### TASK GOAL
Read through the records below and copy each line that uses the word "header".

--- SUPPLIED DATA ---

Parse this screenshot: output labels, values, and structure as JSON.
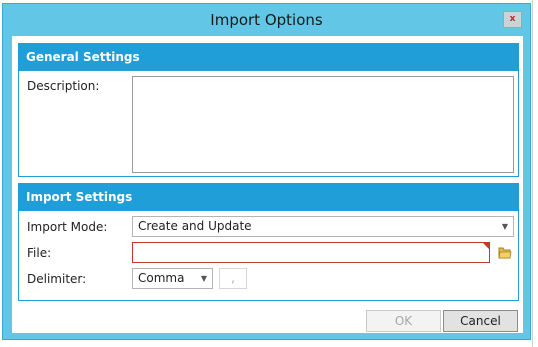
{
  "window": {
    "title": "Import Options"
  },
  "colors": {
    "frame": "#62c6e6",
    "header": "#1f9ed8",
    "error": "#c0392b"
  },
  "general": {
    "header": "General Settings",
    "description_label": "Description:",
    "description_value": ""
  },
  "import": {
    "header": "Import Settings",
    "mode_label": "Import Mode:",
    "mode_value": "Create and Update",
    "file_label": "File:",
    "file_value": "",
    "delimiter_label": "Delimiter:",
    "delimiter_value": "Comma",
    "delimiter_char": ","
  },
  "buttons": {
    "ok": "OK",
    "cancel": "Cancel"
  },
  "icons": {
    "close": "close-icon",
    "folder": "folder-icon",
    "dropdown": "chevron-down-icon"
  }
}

---

### SOLUTION FOR THIS PROBLEM
    "header": "#1f9ed8",
    "header": "General Settings",
    "header": "Import Settings",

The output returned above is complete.